Entries with figure data

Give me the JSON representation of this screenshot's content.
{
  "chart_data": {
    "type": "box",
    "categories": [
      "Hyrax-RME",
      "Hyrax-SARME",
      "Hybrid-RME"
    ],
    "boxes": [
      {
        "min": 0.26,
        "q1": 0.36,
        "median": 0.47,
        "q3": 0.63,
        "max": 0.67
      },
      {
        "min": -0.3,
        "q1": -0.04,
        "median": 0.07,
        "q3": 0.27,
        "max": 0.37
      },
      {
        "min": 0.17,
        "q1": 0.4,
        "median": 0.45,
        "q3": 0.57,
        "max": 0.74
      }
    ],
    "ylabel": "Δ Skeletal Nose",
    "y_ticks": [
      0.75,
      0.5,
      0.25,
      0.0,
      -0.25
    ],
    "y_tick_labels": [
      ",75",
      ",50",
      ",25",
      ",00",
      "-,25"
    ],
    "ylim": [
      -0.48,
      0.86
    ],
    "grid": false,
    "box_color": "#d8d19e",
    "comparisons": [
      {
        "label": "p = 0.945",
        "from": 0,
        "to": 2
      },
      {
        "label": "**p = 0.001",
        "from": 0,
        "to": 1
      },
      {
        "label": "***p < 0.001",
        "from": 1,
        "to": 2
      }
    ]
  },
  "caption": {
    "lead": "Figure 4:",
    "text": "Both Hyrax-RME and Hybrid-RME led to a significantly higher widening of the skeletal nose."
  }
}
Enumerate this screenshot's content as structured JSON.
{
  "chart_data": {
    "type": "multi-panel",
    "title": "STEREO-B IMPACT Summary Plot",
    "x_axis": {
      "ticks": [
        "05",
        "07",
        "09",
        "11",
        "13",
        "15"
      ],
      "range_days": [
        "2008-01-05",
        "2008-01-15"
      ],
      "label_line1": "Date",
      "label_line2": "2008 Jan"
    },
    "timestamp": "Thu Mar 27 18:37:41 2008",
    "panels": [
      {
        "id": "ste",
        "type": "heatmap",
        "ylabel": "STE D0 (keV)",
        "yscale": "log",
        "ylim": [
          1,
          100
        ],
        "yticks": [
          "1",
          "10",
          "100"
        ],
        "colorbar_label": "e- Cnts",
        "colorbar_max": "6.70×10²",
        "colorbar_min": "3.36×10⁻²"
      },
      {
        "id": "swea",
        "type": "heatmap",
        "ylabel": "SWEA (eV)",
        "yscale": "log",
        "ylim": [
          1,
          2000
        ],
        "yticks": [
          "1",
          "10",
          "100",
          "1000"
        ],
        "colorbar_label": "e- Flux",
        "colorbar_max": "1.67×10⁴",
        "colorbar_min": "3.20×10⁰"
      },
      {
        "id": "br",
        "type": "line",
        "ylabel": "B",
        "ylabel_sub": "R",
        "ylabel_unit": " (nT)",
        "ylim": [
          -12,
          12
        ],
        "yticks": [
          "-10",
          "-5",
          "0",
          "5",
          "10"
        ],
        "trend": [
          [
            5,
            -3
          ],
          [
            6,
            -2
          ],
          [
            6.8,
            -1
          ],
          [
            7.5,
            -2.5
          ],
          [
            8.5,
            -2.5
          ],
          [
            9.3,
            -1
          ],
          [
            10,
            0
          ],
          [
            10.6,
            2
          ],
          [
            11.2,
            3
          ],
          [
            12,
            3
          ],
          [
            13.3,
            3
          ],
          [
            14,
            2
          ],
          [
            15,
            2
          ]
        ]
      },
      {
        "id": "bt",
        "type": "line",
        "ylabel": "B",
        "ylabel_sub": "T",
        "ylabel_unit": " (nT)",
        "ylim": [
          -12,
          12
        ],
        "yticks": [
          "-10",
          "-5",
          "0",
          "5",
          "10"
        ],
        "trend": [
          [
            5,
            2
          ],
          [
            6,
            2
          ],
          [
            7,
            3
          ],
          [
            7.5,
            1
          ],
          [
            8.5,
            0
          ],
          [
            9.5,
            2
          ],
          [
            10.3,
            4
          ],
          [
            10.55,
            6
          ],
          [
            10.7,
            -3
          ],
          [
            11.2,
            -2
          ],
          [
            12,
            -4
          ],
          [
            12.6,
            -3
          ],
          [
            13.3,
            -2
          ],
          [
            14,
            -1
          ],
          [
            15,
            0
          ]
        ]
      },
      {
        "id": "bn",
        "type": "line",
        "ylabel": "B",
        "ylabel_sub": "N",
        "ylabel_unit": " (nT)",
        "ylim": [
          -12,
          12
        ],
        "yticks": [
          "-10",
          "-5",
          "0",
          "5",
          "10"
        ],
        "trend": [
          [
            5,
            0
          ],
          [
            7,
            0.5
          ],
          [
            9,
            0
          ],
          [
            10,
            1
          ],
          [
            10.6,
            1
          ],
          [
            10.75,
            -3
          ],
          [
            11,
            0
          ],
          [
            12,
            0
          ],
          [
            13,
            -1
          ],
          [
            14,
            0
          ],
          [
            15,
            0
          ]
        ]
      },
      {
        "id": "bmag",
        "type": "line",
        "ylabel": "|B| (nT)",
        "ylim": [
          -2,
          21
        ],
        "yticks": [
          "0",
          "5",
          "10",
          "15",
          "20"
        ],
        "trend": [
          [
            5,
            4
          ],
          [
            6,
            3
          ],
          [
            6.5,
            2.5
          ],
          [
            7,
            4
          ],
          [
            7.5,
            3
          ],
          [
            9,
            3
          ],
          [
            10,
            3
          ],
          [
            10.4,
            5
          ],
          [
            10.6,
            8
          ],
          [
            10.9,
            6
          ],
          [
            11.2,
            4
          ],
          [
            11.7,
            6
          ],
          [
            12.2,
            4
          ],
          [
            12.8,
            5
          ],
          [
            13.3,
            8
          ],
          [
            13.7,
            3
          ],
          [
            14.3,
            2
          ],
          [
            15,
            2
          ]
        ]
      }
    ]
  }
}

Written request:
Pick out every line of the listing containing the word "content", and show those lines.

Task response:
Give me the JSON representation of this screenshot's content.
Enumerate this screenshot's content as structured JSON.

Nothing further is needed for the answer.